- _Material for the task_:
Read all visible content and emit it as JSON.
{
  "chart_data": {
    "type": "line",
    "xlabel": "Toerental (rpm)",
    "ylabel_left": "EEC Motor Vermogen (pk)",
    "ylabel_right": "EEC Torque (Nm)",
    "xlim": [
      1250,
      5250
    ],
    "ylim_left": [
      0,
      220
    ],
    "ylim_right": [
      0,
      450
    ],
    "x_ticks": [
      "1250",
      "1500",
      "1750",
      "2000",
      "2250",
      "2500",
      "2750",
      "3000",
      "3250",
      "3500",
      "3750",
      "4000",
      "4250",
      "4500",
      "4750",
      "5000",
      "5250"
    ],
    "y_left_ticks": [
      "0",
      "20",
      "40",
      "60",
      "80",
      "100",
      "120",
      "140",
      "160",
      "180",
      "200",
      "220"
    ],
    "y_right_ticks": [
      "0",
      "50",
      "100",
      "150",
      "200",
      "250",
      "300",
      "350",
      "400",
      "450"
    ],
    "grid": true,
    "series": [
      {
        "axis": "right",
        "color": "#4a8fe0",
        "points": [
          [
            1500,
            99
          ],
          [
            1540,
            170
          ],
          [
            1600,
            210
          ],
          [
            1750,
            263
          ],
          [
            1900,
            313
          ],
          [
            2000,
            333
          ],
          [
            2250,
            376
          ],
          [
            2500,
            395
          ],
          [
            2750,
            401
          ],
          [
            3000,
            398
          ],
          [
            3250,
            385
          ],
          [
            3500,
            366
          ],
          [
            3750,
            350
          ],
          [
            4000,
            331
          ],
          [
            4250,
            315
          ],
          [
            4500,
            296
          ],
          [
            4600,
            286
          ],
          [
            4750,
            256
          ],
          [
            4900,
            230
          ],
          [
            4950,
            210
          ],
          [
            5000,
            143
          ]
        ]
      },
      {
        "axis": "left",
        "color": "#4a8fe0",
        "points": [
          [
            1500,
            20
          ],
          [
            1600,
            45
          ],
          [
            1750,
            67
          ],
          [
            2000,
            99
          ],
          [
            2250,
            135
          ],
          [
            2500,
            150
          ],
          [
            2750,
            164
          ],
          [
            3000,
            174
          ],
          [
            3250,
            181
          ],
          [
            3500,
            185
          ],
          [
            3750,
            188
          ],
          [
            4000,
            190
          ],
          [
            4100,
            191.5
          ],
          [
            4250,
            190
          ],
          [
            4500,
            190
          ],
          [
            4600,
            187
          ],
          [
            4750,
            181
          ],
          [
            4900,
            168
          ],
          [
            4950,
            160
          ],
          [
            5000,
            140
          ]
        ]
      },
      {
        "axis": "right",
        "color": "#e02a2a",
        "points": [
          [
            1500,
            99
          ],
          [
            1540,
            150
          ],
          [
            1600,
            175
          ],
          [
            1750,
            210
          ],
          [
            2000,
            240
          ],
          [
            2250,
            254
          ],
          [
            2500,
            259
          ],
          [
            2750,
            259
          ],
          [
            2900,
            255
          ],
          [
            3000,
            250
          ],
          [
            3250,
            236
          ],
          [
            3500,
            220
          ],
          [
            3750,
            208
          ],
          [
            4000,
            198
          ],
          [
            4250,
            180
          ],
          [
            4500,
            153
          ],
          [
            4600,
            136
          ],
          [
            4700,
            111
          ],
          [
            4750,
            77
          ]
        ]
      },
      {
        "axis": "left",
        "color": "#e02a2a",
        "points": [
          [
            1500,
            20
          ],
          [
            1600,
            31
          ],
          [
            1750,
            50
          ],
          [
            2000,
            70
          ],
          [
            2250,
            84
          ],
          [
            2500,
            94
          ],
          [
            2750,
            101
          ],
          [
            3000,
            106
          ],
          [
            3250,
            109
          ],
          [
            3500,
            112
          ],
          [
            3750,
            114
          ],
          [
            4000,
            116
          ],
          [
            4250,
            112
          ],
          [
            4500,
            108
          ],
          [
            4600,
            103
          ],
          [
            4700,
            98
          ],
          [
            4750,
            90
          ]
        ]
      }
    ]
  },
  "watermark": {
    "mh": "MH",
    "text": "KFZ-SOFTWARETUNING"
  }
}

- _Exercise task_: The records above are to be copied in full, exactly as written.

- _In response_:
Read all visible content and emit it as JSON.
{
  "chart_data": {
    "type": "line",
    "xlabel": "Toerental (rpm)",
    "ylabel_left": "EEC Motor Vermogen (pk)",
    "ylabel_right": "EEC Torque (Nm)",
    "xlim": [
      1250,
      5250
    ],
    "ylim_left": [
      0,
      220
    ],
    "ylim_right": [
      0,
      450
    ],
    "x_ticks": [
      "1250",
      "1500",
      "1750",
      "2000",
      "2250",
      "2500",
      "2750",
      "3000",
      "3250",
      "3500",
      "3750",
      "4000",
      "4250",
      "4500",
      "4750",
      "5000",
      "5250"
    ],
    "y_left_ticks": [
      "0",
      "20",
      "40",
      "60",
      "80",
      "100",
      "120",
      "140",
      "160",
      "180",
      "200",
      "220"
    ],
    "y_right_ticks": [
      "0",
      "50",
      "100",
      "150",
      "200",
      "250",
      "300",
      "350",
      "400",
      "450"
    ],
    "grid": true,
    "series": [
      {
        "axis": "right",
        "color": "#4a8fe0",
        "points": [
          [
            1500,
            99
          ],
          [
            1540,
            170
          ],
          [
            1600,
            210
          ],
          [
            1750,
            263
          ],
          [
            1900,
            313
          ],
          [
            2000,
            333
          ],
          [
            2250,
            376
          ],
          [
            2500,
            395
          ],
          [
            2750,
            401
          ],
          [
            3000,
            398
          ],
          [
            3250,
            385
          ],
          [
            3500,
            366
          ],
          [
            3750,
            350
          ],
          [
            4000,
            331
          ],
          [
            4250,
            315
          ],
          [
            4500,
            296
          ],
          [
            4600,
            286
          ],
          [
            4750,
            256
          ],
          [
            4900,
            230
          ],
          [
            4950,
            210
          ],
          [
            5000,
            143
          ]
        ]
      },
      {
        "axis": "left",
        "color": "#4a8fe0",
        "points": [
          [
            1500,
            20
          ],
          [
            1600,
            45
          ],
          [
            1750,
            67
          ],
          [
            2000,
            99
          ],
          [
            2250,
            135
          ],
          [
            2500,
            150
          ],
          [
            2750,
            164
          ],
          [
            3000,
            174
          ],
          [
            3250,
            181
          ],
          [
            3500,
            185
          ],
          [
            3750,
            188
          ],
          [
            4000,
            190
          ],
          [
            4100,
            191.5
          ],
          [
            4250,
            190
          ],
          [
            4500,
            190
          ],
          [
            4600,
            187
          ],
          [
            4750,
            181
          ],
          [
            4900,
            168
          ],
          [
            4950,
            160
          ],
          [
            5000,
            140
          ]
        ]
      },
      {
        "axis": "right",
        "color": "#e02a2a",
        "points": [
          [
            1500,
            99
          ],
          [
            1540,
            150
          ],
          [
            1600,
            175
          ],
          [
            1750,
            210
          ],
          [
            2000,
            240
          ],
          [
            2250,
            254
          ],
          [
            2500,
            259
          ],
          [
            2750,
            259
          ],
          [
            2900,
            255
          ],
          [
            3000,
            250
          ],
          [
            3250,
            236
          ],
          [
            3500,
            220
          ],
          [
            3750,
            208
          ],
          [
            4000,
            198
          ],
          [
            4250,
            180
          ],
          [
            4500,
            153
          ],
          [
            4600,
            136
          ],
          [
            4700,
            111
          ],
          [
            4750,
            77
          ]
        ]
      },
      {
        "axis": "left",
        "color": "#e02a2a",
        "points": [
          [
            1500,
            20
          ],
          [
            1600,
            31
          ],
          [
            1750,
            50
          ],
          [
            2000,
            70
          ],
          [
            2250,
            84
          ],
          [
            2500,
            94
          ],
          [
            2750,
            101
          ],
          [
            3000,
            106
          ],
          [
            3250,
            109
          ],
          [
            3500,
            112
          ],
          [
            3750,
            114
          ],
          [
            4000,
            116
          ],
          [
            4250,
            112
          ],
          [
            4500,
            108
          ],
          [
            4600,
            103
          ],
          [
            4700,
            98
          ],
          [
            4750,
            90
          ]
        ]
      }
    ]
  },
  "watermark": {
    "mh": "MH",
    "text": "KFZ-SOFTWARETUNING"
  }
}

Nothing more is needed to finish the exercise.